◆ **Written task**
Rewrite every line of these records with "NONE" replaced by "TLS" wherever it appears, changing nothing else. Leave the pictures out.

◆ **Data for this task**
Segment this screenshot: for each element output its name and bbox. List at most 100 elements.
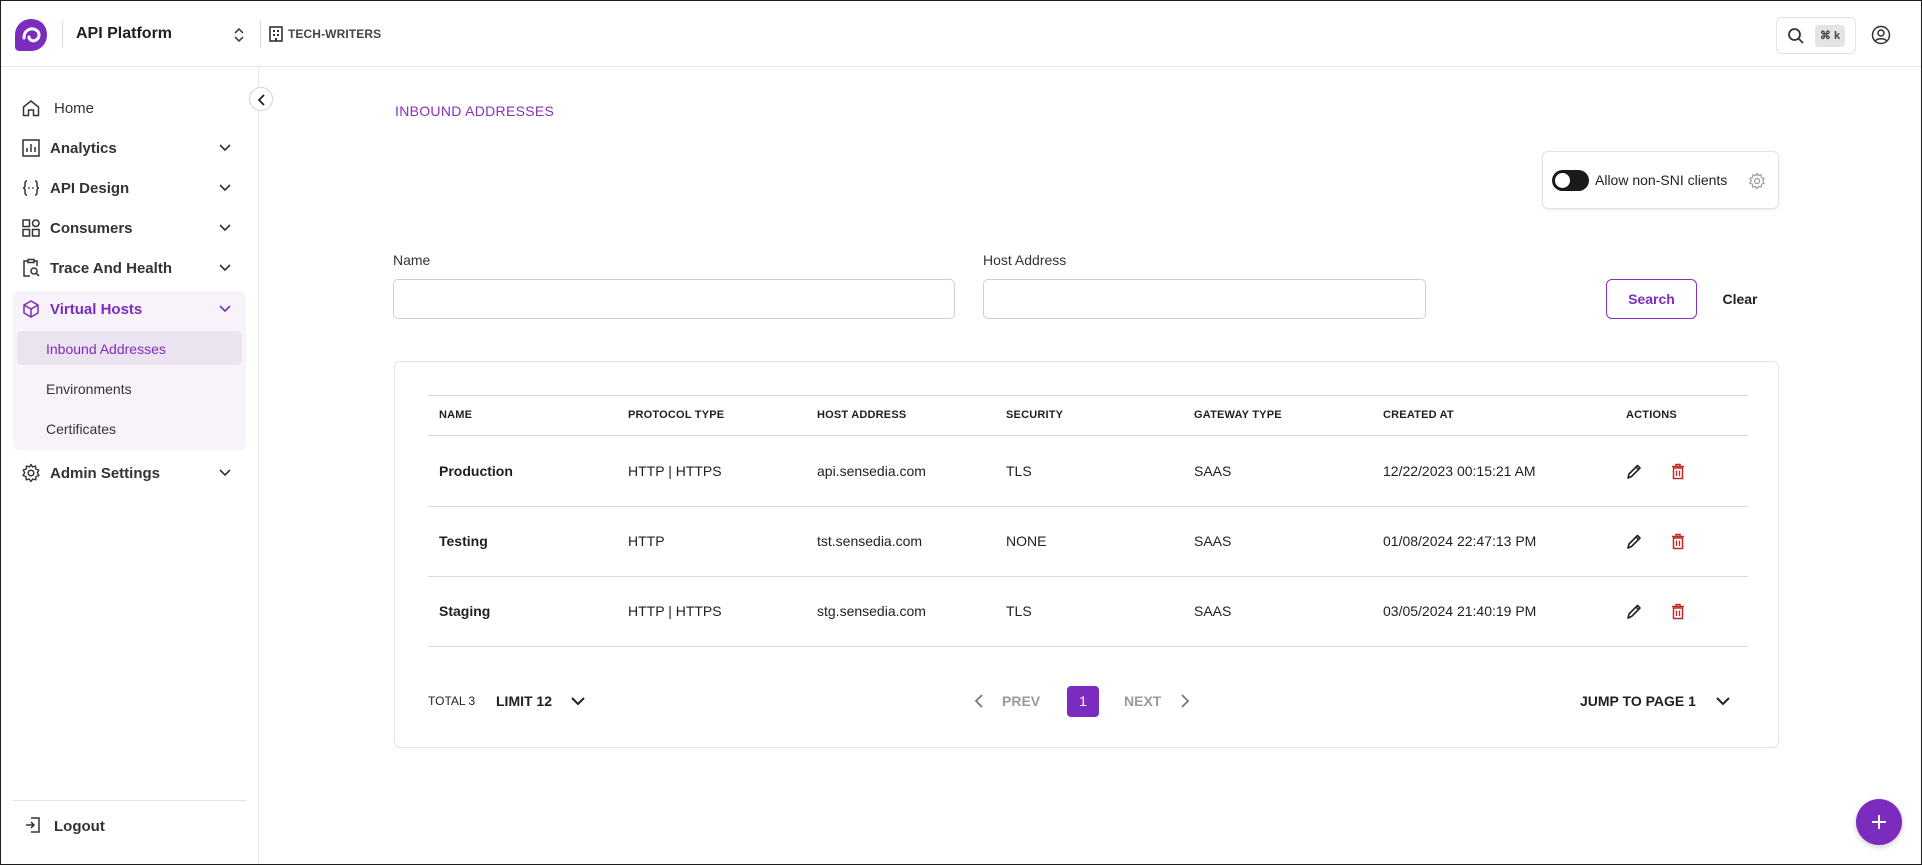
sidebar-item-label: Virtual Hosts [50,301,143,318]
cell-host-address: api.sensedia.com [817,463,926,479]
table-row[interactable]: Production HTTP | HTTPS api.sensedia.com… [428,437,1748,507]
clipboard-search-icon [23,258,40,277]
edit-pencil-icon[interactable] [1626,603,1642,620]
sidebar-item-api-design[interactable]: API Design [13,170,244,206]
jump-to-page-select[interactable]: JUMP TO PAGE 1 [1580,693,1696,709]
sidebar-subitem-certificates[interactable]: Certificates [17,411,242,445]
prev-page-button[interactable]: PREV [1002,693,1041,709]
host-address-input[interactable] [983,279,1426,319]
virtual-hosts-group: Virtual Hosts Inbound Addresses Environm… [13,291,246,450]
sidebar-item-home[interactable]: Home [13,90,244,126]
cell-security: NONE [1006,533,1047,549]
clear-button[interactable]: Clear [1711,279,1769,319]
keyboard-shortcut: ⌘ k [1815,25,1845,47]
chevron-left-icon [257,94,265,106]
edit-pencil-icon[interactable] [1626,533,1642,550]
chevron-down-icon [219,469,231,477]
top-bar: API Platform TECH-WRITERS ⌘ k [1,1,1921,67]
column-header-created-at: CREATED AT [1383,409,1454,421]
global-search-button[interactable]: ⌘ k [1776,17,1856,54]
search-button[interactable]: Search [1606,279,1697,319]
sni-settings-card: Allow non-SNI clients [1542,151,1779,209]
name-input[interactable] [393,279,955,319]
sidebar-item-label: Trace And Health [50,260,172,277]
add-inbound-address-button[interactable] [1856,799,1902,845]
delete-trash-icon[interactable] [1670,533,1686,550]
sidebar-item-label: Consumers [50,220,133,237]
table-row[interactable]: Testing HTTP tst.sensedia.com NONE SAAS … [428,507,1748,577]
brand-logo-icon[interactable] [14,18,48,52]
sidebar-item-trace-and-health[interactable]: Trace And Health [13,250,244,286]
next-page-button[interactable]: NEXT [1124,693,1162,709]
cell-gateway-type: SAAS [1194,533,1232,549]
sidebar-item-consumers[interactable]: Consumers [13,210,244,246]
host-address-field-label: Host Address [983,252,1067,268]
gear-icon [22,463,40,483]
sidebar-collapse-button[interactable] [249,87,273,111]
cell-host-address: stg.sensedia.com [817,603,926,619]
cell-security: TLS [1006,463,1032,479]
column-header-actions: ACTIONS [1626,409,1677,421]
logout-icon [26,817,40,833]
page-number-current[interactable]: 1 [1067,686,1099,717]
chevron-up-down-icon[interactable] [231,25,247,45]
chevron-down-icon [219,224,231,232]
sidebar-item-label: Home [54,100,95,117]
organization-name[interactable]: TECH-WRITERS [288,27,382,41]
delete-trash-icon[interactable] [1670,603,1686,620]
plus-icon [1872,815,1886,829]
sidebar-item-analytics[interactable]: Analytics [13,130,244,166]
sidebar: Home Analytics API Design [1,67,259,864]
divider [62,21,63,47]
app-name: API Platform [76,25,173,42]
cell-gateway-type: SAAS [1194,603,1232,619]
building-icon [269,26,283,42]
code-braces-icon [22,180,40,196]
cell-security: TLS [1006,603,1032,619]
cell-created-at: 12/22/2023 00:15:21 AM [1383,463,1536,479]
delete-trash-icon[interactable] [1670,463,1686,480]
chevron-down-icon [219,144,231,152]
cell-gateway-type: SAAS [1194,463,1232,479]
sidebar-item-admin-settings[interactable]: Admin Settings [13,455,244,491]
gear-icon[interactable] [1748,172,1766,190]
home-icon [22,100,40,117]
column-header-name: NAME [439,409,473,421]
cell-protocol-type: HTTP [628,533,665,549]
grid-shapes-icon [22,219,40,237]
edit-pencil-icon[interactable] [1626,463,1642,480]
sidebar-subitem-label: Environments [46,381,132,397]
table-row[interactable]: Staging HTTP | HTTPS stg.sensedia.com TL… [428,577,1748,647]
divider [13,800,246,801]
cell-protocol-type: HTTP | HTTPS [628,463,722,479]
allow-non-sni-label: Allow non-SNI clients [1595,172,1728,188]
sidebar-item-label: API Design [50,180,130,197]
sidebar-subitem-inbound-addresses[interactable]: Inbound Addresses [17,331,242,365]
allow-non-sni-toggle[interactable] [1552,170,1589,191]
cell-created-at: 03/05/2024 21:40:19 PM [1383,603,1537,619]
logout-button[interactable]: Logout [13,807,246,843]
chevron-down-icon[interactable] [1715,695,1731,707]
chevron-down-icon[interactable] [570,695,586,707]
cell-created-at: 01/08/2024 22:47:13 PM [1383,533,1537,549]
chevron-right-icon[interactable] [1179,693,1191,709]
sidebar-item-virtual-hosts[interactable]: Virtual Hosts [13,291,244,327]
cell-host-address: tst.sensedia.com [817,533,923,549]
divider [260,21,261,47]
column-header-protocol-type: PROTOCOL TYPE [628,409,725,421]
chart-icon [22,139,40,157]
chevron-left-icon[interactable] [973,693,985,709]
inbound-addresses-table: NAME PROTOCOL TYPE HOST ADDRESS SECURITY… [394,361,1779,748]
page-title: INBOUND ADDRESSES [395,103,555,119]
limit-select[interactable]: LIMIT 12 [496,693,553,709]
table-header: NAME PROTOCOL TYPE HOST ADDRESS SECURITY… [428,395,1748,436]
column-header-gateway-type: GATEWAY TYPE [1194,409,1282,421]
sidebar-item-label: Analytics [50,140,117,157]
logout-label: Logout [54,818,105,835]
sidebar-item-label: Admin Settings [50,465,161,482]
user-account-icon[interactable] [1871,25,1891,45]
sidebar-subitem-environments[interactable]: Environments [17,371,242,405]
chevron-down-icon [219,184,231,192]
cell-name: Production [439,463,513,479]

◆ **Full response**
Segment this screenshot: for each element output its name and bbox. List at most 100 elements.
sidebar-item-label: Virtual Hosts [50,301,143,318]
cell-host-address: api.sensedia.com [817,463,926,479]
table-row[interactable]: Production HTTP | HTTPS api.sensedia.com… [428,437,1748,507]
clipboard-search-icon [23,258,40,277]
edit-pencil-icon[interactable] [1626,603,1642,620]
sidebar-item-api-design[interactable]: API Design [13,170,244,206]
jump-to-page-select[interactable]: JUMP TO PAGE 1 [1580,693,1696,709]
sidebar-subitem-certificates[interactable]: Certificates [17,411,242,445]
prev-page-button[interactable]: PREV [1002,693,1041,709]
host-address-input[interactable] [983,279,1426,319]
virtual-hosts-group: Virtual Hosts Inbound Addresses Environm… [13,291,246,450]
sidebar-item-home[interactable]: Home [13,90,244,126]
cell-security: TLS [1006,533,1047,549]
clear-button[interactable]: Clear [1711,279,1769,319]
keyboard-shortcut: ⌘ k [1815,25,1845,47]
chevron-left-icon [257,94,265,106]
edit-pencil-icon[interactable] [1626,533,1642,550]
chevron-down-icon [219,469,231,477]
top-bar: API Platform TECH-WRITERS ⌘ k [1,1,1921,67]
column-header-created-at: CREATED AT [1383,409,1454,421]
global-search-button[interactable]: ⌘ k [1776,17,1856,54]
search-button[interactable]: Search [1606,279,1697,319]
sni-settings-card: Allow non-SNI clients [1542,151,1779,209]
name-input[interactable] [393,279,955,319]
sidebar-item-label: Trace And Health [50,260,172,277]
add-inbound-address-button[interactable] [1856,799,1902,845]
delete-trash-icon[interactable] [1670,533,1686,550]
sidebar-item-label: Consumers [50,220,133,237]
table-row[interactable]: Testing HTTP tst.sensedia.com TLS SAAS … [428,507,1748,577]
brand-logo-icon[interactable] [14,18,48,52]
sidebar-item-trace-and-health[interactable]: Trace And Health [13,250,244,286]
next-page-button[interactable]: NEXT [1124,693,1162,709]
cell-gateway-type: SAAS [1194,533,1232,549]
sidebar-item-consumers[interactable]: Consumers [13,210,244,246]
host-address-field-label: Host Address [983,252,1067,268]
gear-icon [22,463,40,483]
sidebar-collapse-button[interactable] [249,87,273,111]
cell-host-address: stg.sensedia.com [817,603,926,619]
cell-security: TLS [1006,463,1032,479]
column-header-actions: ACTIONS [1626,409,1677,421]
logout-icon [26,817,40,833]
page-number-current[interactable]: 1 [1067,686,1099,717]
chevron-up-down-icon[interactable] [231,25,247,45]
chevron-down-icon [219,224,231,232]
sidebar-item-label: Home [54,100,95,117]
organization-name[interactable]: TECH-WRITERS [288,27,382,41]
delete-trash-icon[interactable] [1670,603,1686,620]
plus-icon [1872,815,1886,829]
sidebar-item-analytics[interactable]: Analytics [13,130,244,166]
sidebar: Home Analytics API Design [1,67,259,864]
divider [62,21,63,47]
app-name: API Platform [76,25,173,42]
cell-gateway-type: SAAS [1194,603,1232,619]
building-icon [269,26,283,42]
code-braces-icon [22,180,40,196]
cell-security: TLS [1006,603,1032,619]
cell-created-at: 12/22/2023 00:15:21 AM [1383,463,1536,479]
delete-trash-icon[interactable] [1670,463,1686,480]
chevron-down-icon [219,144,231,152]
cell-gateway-type: SAAS [1194,463,1232,479]
sidebar-item-admin-settings[interactable]: Admin Settings [13,455,244,491]
gear-icon[interactable] [1748,172,1766,190]
home-icon [22,100,40,117]
column-header-name: NAME [439,409,473,421]
cell-protocol-type: HTTP [628,533,665,549]
grid-shapes-icon [22,219,40,237]
edit-pencil-icon[interactable] [1626,463,1642,480]
sidebar-subitem-label: Environments [46,381,132,397]
table-row[interactable]: Staging HTTP | HTTPS stg.sensedia.com TL… [428,577,1748,647]
divider [13,800,246,801]
cell-protocol-type: HTTP | HTTPS [628,463,722,479]
allow-non-sni-label: Allow non-SNI clients [1595,172,1728,188]
sidebar-item-label: API Design [50,180,130,197]
sidebar-subitem-inbound-addresses[interactable]: Inbound Addresses [17,331,242,365]
allow-non-sni-toggle[interactable] [1552,170,1589,191]
cell-created-at: 03/05/2024 21:40:19 PM [1383,603,1537,619]
logout-button[interactable]: Logout [13,807,246,843]
chevron-down-icon[interactable] [1715,695,1731,707]
chevron-down-icon[interactable] [570,695,586,707]
cell-created-at: 01/08/2024 22:47:13 PM [1383,533,1537,549]
chevron-right-icon[interactable] [1179,693,1191,709]
sidebar-item-virtual-hosts[interactable]: Virtual Hosts [13,291,244,327]
cell-host-address: tst.sensedia.com [817,533,923,549]
divider [260,21,261,47]
column-header-protocol-type: PROTOCOL TYPE [628,409,725,421]
chart-icon [22,139,40,157]
chevron-left-icon[interactable] [973,693,985,709]
inbound-addresses-table: NAME PROTOCOL TYPE HOST ADDRESS SECURITY… [394,361,1779,748]
page-title: INBOUND ADDRESSES [395,103,555,119]
limit-select[interactable]: LIMIT 12 [496,693,553,709]
table-header: NAME PROTOCOL TYPE HOST ADDRESS SECURITY… [428,395,1748,436]
column-header-gateway-type: GATEWAY TYPE [1194,409,1282,421]
sidebar-item-label: Analytics [50,140,117,157]
logout-label: Logout [54,818,105,835]
sidebar-item-label: Admin Settings [50,465,161,482]
user-account-icon[interactable] [1871,25,1891,45]
sidebar-subitem-environments[interactable]: Environments [17,371,242,405]
chevron-down-icon [219,184,231,192]
cell-name: Production [439,463,513,479]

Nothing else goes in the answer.